Goal of the exercise – Isolate every line in the data with the string "from" and copy it.

---- Data for processing

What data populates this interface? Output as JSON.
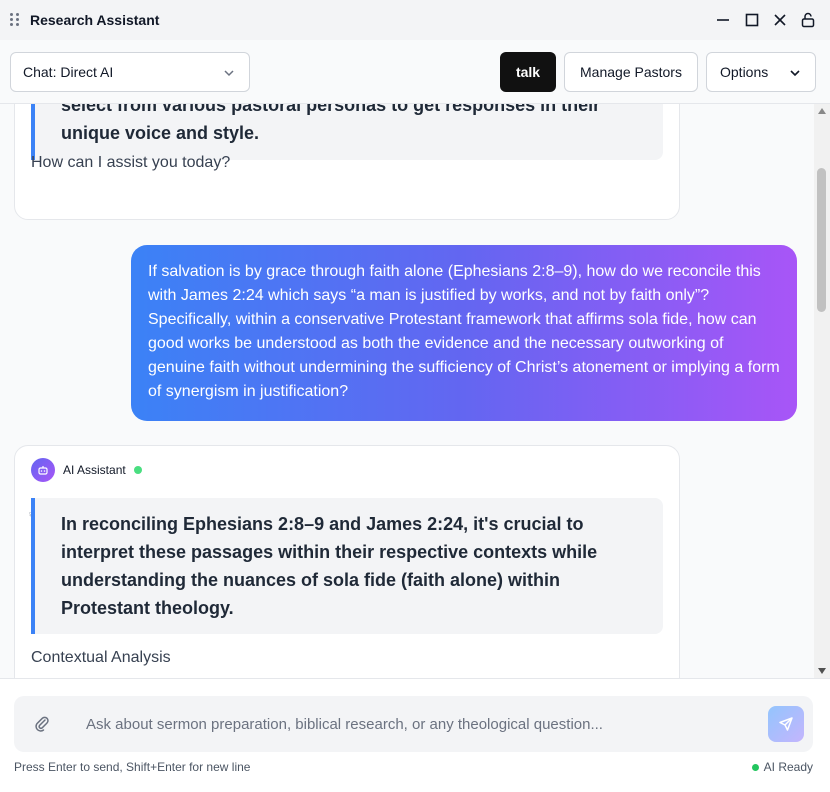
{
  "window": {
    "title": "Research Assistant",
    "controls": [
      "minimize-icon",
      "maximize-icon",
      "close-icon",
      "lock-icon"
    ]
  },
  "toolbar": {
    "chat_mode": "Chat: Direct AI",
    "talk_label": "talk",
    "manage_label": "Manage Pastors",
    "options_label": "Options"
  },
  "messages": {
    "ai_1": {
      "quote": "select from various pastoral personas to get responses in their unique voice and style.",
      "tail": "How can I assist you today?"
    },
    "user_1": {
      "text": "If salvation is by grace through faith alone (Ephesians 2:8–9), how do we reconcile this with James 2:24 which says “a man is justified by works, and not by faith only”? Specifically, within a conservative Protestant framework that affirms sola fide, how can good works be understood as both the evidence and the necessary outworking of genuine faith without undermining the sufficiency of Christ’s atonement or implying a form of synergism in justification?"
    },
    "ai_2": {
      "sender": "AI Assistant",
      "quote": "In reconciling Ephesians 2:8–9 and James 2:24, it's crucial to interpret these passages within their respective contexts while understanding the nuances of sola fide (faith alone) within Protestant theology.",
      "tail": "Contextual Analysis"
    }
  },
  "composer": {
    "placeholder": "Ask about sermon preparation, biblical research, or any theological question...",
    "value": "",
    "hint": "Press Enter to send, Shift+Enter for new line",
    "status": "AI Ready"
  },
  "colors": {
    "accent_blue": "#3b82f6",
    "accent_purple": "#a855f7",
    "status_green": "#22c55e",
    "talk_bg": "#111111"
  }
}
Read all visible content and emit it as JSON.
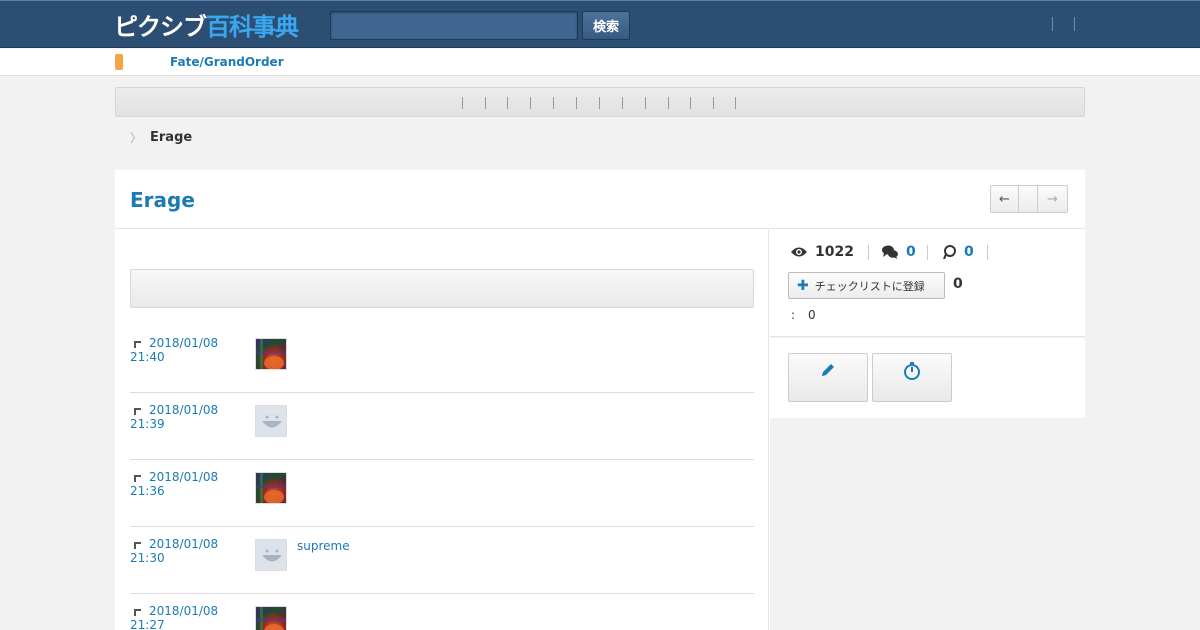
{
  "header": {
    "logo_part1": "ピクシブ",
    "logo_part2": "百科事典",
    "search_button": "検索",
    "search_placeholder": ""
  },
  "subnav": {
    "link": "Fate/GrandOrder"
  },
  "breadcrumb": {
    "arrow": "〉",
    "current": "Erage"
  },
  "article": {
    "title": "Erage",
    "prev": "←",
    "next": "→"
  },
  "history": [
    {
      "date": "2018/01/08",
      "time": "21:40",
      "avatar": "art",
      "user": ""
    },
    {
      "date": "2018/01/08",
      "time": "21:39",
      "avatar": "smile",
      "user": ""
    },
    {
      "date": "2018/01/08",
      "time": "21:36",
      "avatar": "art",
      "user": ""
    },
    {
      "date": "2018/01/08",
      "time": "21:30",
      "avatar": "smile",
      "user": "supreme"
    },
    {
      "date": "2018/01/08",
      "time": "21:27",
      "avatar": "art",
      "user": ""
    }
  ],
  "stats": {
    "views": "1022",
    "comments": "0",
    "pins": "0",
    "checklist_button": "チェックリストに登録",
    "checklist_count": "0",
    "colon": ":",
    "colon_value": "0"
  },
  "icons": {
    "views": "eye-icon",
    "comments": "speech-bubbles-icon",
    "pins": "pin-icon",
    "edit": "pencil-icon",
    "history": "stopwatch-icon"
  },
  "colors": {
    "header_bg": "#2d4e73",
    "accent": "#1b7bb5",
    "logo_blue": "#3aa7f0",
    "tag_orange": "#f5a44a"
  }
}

--------
---- Data for processing

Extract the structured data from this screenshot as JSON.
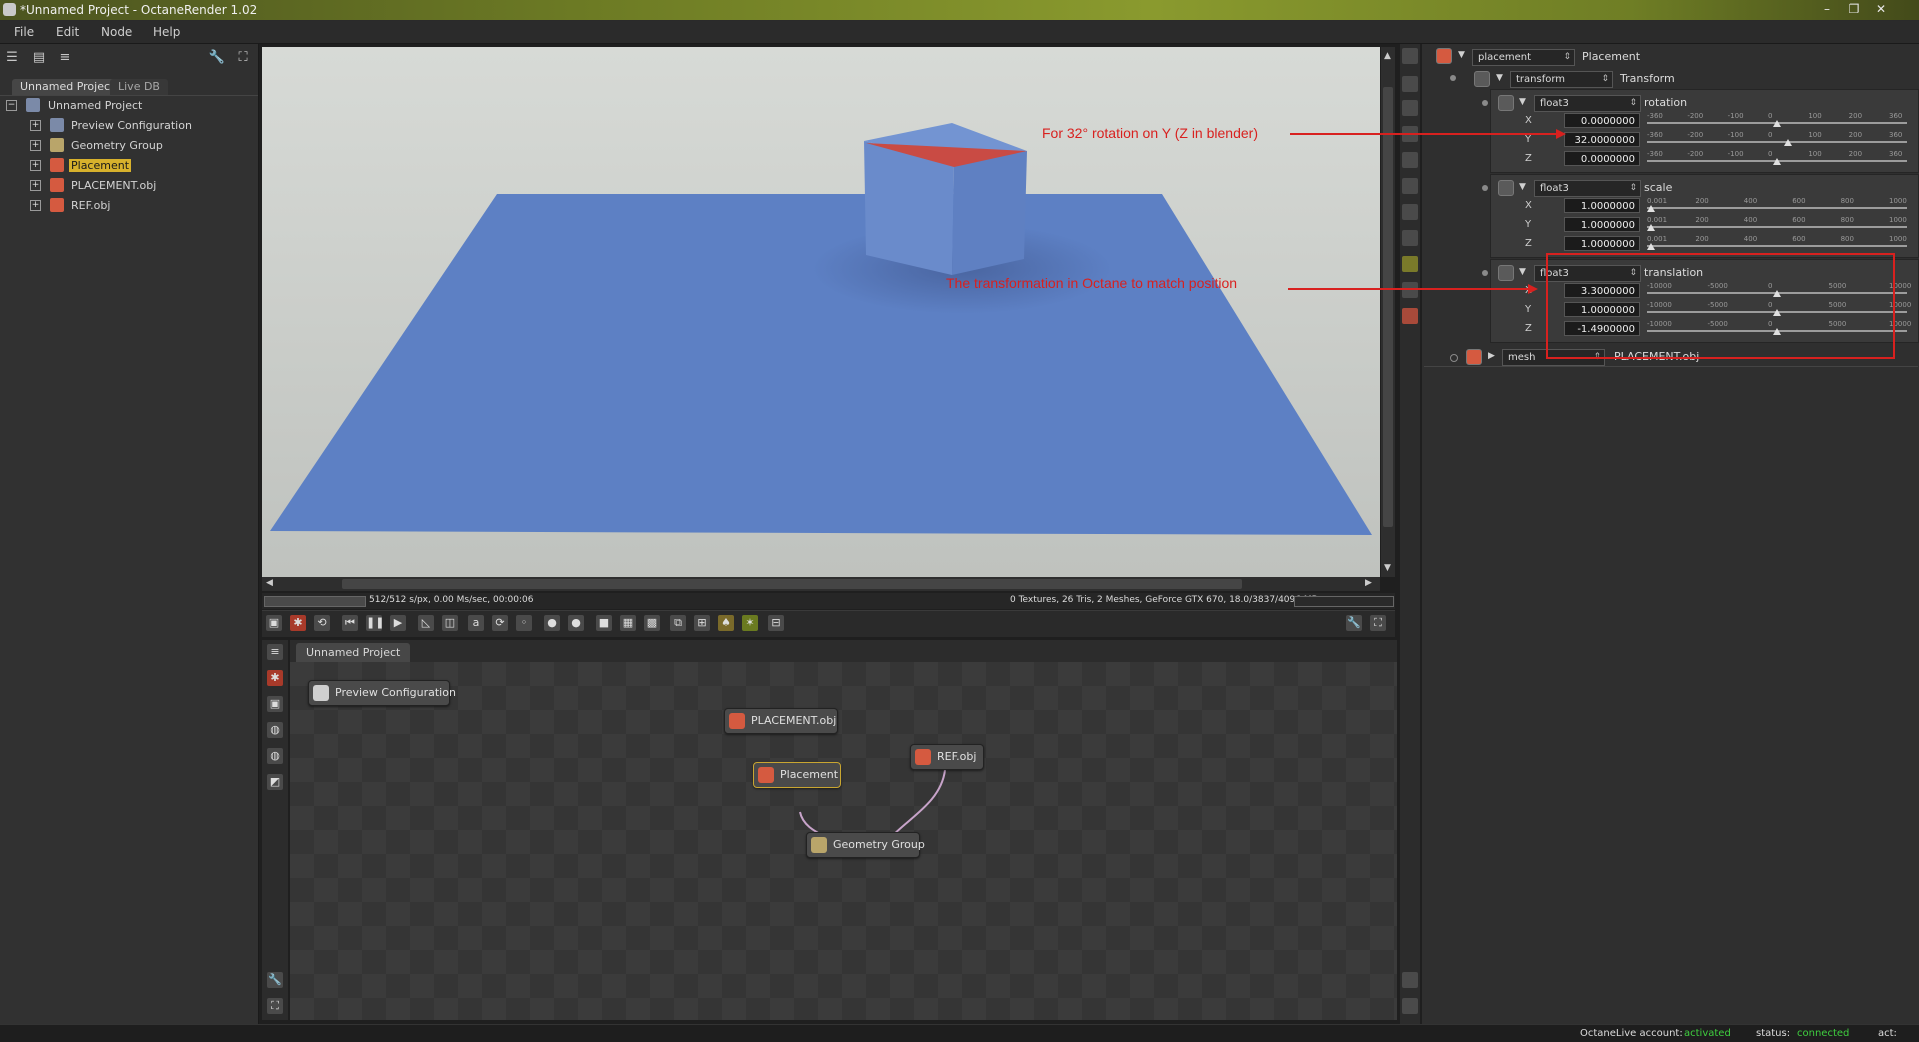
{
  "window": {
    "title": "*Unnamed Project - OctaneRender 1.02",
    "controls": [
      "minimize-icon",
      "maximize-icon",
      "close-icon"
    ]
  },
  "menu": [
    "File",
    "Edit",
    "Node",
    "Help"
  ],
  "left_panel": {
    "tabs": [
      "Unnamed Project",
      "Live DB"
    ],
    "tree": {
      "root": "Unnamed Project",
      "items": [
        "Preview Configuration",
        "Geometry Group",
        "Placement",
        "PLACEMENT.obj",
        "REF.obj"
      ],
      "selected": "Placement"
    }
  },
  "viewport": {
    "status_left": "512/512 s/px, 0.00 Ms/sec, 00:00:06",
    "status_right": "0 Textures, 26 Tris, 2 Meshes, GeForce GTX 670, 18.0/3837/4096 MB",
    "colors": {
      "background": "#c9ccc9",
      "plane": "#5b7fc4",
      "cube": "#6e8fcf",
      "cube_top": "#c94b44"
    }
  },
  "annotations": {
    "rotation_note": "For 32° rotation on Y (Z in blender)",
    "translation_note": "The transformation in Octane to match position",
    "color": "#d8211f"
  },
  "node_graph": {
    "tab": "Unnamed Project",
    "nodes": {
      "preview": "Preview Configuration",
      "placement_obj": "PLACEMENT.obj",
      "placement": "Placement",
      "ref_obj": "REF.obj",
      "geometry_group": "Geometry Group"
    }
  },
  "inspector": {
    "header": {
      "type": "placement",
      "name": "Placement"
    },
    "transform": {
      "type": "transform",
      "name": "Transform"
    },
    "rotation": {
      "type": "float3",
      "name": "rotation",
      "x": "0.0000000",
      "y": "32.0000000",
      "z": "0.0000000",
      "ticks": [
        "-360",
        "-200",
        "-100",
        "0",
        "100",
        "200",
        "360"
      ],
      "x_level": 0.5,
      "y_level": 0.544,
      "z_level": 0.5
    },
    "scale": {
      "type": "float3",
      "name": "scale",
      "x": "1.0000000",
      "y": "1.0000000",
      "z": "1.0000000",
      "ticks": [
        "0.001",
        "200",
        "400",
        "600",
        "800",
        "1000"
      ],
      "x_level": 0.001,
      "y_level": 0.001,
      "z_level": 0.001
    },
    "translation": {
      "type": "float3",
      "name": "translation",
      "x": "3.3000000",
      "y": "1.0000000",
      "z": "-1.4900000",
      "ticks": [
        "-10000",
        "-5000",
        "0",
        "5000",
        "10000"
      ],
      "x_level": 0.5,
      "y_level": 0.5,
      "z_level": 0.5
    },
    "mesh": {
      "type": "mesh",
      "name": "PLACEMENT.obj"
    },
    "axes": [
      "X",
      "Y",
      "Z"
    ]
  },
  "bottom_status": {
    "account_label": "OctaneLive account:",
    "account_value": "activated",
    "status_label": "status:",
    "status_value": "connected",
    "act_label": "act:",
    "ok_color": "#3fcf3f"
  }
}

--------

Response to the task –
      "quote": "select from various pastoral personas to get responses in their unique voice and style.",
Extract the structured data from this screenshot as JSON.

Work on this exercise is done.